__Task data__
------
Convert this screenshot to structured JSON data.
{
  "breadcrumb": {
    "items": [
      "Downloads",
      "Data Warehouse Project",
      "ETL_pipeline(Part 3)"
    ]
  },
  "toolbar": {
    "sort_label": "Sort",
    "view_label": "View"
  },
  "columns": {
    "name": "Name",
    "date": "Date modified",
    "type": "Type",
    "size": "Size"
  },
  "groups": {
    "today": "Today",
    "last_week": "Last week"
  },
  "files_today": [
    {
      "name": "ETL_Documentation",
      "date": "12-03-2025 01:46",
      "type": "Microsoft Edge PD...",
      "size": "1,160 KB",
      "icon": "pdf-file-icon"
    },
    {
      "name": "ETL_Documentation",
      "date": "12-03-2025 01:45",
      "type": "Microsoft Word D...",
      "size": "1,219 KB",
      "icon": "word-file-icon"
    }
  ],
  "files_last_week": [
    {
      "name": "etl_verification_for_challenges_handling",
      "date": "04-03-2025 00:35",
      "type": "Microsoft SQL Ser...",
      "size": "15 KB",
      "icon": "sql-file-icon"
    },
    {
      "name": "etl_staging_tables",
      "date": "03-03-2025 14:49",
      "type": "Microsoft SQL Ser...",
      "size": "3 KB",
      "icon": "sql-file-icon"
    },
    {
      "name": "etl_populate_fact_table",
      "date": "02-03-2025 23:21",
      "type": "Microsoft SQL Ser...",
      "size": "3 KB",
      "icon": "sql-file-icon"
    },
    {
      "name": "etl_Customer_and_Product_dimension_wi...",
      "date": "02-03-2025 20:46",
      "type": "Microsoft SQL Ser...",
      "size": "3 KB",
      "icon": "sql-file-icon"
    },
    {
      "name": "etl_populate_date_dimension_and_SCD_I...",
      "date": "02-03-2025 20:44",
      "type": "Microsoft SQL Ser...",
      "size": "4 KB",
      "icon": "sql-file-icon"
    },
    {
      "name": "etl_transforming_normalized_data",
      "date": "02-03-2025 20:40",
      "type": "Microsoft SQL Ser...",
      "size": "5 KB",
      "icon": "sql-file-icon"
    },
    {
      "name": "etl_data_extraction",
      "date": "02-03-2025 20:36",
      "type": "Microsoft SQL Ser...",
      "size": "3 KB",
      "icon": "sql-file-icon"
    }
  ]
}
------
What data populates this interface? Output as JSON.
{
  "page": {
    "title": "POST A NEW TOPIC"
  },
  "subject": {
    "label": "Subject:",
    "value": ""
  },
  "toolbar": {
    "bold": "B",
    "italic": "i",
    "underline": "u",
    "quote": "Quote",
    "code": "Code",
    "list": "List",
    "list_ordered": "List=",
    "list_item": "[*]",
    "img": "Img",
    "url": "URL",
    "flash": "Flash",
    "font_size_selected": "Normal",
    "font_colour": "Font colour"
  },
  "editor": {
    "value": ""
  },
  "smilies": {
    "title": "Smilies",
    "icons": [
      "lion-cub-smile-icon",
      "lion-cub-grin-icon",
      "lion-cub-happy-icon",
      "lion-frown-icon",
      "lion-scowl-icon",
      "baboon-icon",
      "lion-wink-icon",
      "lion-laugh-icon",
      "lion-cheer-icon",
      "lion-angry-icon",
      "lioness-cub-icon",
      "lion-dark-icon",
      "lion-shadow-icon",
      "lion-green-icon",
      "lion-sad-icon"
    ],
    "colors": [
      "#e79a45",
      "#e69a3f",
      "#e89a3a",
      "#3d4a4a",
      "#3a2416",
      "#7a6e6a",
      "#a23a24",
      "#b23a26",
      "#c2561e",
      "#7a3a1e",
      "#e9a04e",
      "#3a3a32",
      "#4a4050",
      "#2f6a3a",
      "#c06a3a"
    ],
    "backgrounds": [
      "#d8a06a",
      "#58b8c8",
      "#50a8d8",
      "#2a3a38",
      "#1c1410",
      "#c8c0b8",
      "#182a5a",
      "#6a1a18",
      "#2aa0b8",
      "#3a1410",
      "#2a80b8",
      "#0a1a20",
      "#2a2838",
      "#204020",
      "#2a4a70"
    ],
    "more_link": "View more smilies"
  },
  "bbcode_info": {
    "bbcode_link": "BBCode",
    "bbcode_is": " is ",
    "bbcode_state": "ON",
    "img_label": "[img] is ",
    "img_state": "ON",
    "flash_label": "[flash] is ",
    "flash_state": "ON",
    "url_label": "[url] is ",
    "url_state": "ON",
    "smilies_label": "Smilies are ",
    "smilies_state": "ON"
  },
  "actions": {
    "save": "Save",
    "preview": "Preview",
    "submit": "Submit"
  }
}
------
__Task description__
All lines holding the word "title" should be picked out and copied.

__Exercise solution__
    "title": "POST A NEW TOPIC"
    "title": "Smilies",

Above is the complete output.